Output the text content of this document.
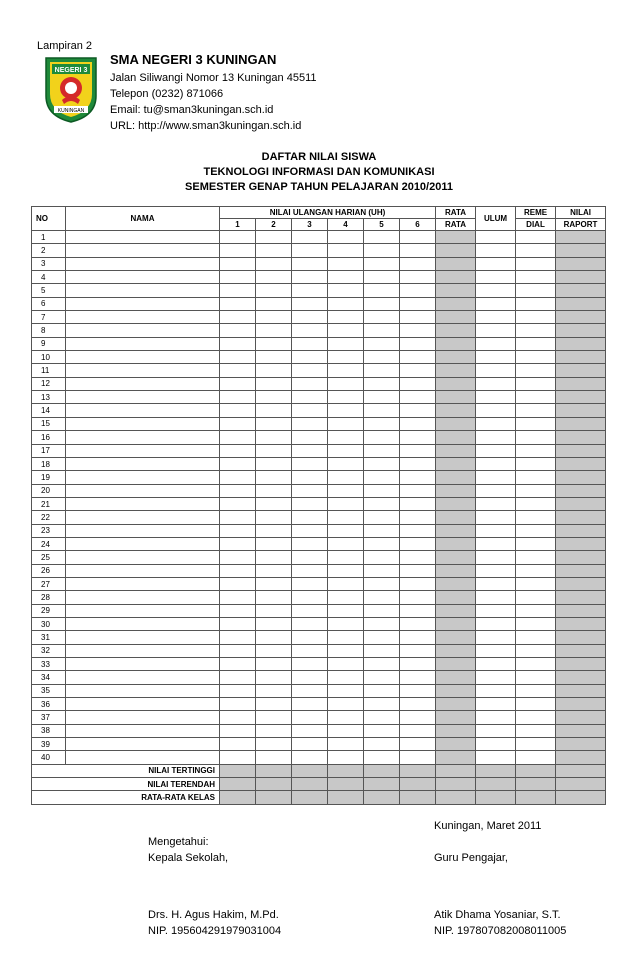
Lampiran 2
NEGERI 3
KUNINGAN
SMA NEGERI 3 KUNINGAN
Jalan Siliwangi Nomor 13 Kuningan 45511
Telepon (0232) 871066
Email: tu@sman3kuningan.sch.id
URL: http://www.sman3kuningan.sch.id
DAFTAR NILAI SISWA
TEKNOLOGI INFORMASI DAN KOMUNIKASI
SEMESTER GENAP TAHUN PELAJARAN 2010/2011
NO	NAMA	NILAI ULANGAN HARIAN (UH)						RATA	ULUM	REME	NILAI
		1	2	3	4	5	6	RATA		DIAL	RAPORT
1											
2											
3											
4											
5											
6											
7											
8											
9											
10											
11											
12											
13											
14											
15											
16											
17											
18											
19											
20											
21											
22											
23											
24											
25											
26											
27											
28											
29											
30											
31											
32											
33											
34											
35											
36											
37											
38											
39											
40											
	NILAI TERTINGGI										
	NILAI TERENDAH										
	RATA-RATA KELAS										
Kuningan, Maret 2011
Mengetahui:
Kepala Sekolah,	Guru Pengajar,
Drs. H. Agus Hakim, M.Pd.
NIP. 195604291979031004
Atik Dhama Yosaniar, S.T.
NIP. 197807082008011005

****

Directions for this task →
Write out all the records again, exactly, minus any pictures.

Answer →
Output the text content of this document.
Lampiran 2
NEGERI 3
KUNINGAN
SMA NEGERI 3 KUNINGAN
Jalan Siliwangi Nomor 13 Kuningan 45511
Telepon (0232) 871066
Email: tu@sman3kuningan.sch.id
URL: http://www.sman3kuningan.sch.id
DAFTAR NILAI SISWA
TEKNOLOGI INFORMASI DAN KOMUNIKASI
SEMESTER GENAP TAHUN PELAJARAN 2010/2011
NO	NAMA	NILAI ULANGAN HARIAN (UH)						RATA	ULUM	REME	NILAI
		1	2	3	4	5	6	RATA		DIAL	RAPORT
1											
2											
3											
4											
5											
6											
7											
8											
9											
10											
11											
12											
13											
14											
15											
16											
17											
18											
19											
20											
21											
22											
23											
24											
25											
26											
27											
28											
29											
30											
31											
32											
33											
34											
35											
36											
37											
38											
39											
40											
	NILAI TERTINGGI										
	NILAI TERENDAH										
	RATA-RATA KELAS										
Kuningan, Maret 2011
Mengetahui:
Kepala Sekolah,	Guru Pengajar,
Drs. H. Agus Hakim, M.Pd.
NIP. 195604291979031004
Atik Dhama Yosaniar, S.T.
NIP. 197807082008011005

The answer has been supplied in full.